# SHORT PROBLEM
Which lines contain the string "veren"? Please list every one of them.

# AVAILABLE DATA

::::::

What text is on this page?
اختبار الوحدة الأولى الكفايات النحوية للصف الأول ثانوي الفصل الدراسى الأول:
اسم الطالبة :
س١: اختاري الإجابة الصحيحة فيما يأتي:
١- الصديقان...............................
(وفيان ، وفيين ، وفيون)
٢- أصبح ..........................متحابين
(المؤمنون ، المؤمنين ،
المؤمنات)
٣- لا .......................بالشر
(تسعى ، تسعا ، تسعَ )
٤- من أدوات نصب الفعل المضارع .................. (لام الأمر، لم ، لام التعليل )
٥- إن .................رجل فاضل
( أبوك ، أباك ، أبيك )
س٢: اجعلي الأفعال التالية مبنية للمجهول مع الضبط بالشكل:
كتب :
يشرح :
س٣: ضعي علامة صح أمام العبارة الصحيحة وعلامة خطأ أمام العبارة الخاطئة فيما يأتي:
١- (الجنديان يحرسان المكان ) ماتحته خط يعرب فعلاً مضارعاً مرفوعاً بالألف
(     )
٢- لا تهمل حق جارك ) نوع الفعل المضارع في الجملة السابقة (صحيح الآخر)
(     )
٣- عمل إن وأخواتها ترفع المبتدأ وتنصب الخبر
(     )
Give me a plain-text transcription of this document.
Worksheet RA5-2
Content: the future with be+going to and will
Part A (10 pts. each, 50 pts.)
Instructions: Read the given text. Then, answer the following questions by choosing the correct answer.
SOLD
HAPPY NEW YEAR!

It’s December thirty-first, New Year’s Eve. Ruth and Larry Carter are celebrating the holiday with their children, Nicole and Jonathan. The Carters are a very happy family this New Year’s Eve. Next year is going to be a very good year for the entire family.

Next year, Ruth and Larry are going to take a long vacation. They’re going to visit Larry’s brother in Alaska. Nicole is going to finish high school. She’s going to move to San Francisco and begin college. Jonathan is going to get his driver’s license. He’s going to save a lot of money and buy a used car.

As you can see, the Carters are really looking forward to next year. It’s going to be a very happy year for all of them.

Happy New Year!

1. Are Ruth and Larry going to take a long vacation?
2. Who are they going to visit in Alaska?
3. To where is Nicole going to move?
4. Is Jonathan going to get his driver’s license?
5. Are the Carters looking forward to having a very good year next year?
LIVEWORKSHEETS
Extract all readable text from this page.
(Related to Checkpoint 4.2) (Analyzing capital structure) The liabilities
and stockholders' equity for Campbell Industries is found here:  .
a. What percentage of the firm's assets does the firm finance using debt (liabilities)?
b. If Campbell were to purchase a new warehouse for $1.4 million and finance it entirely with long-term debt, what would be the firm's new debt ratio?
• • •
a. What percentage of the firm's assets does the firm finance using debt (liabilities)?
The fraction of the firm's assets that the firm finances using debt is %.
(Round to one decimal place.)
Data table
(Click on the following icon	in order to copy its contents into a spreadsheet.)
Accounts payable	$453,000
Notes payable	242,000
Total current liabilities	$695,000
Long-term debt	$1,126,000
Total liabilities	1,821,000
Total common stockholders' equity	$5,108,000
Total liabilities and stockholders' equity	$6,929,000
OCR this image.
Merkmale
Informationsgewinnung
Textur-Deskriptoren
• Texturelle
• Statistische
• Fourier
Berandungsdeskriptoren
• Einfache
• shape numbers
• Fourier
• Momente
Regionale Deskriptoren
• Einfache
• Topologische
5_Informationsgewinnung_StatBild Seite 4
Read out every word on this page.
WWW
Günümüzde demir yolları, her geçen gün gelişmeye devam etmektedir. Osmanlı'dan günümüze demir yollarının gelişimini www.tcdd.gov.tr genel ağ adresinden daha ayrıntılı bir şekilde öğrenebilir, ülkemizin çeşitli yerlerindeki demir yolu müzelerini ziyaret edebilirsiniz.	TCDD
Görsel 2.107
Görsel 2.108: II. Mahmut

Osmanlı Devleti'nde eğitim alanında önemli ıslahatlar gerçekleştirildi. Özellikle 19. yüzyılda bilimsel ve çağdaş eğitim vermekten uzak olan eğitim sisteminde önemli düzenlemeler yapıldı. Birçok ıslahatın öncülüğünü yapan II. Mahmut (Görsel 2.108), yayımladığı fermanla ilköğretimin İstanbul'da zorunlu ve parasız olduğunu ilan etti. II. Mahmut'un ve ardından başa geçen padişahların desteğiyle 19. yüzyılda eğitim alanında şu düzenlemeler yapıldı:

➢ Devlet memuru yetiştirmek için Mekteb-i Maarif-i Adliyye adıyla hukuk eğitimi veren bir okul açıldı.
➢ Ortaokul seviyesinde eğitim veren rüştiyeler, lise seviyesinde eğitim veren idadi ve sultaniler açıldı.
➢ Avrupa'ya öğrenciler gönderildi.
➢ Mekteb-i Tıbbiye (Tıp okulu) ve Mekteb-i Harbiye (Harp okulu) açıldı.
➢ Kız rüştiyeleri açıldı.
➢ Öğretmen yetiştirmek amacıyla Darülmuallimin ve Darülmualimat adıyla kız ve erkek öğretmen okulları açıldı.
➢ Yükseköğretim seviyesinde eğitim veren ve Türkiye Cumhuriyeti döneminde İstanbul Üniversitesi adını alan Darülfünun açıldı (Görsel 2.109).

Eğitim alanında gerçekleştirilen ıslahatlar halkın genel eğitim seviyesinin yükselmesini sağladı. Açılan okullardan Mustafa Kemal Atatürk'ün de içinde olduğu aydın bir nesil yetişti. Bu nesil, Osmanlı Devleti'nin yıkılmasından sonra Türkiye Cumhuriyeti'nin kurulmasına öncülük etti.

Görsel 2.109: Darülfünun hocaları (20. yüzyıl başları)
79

::::::

# SOLUTION TO THE EXERCISE
➢ Devlet memuru yetiştirmek için Mekteb-i Maarif-i Adliyye adıyla hukuk eğitimi veren bir okul açıldı.
➢ Ortaokul seviyesinde eğitim veren rüştiyeler, lise seviyesinde eğitim veren idadi ve sultaniler açıldı.
➢ Yükseköğretim seviyesinde eğitim veren ve Türkiye Cumhuriyeti döneminde İstanbul Üniversitesi adını alan Darülfünun açıldı (Görsel 2.109).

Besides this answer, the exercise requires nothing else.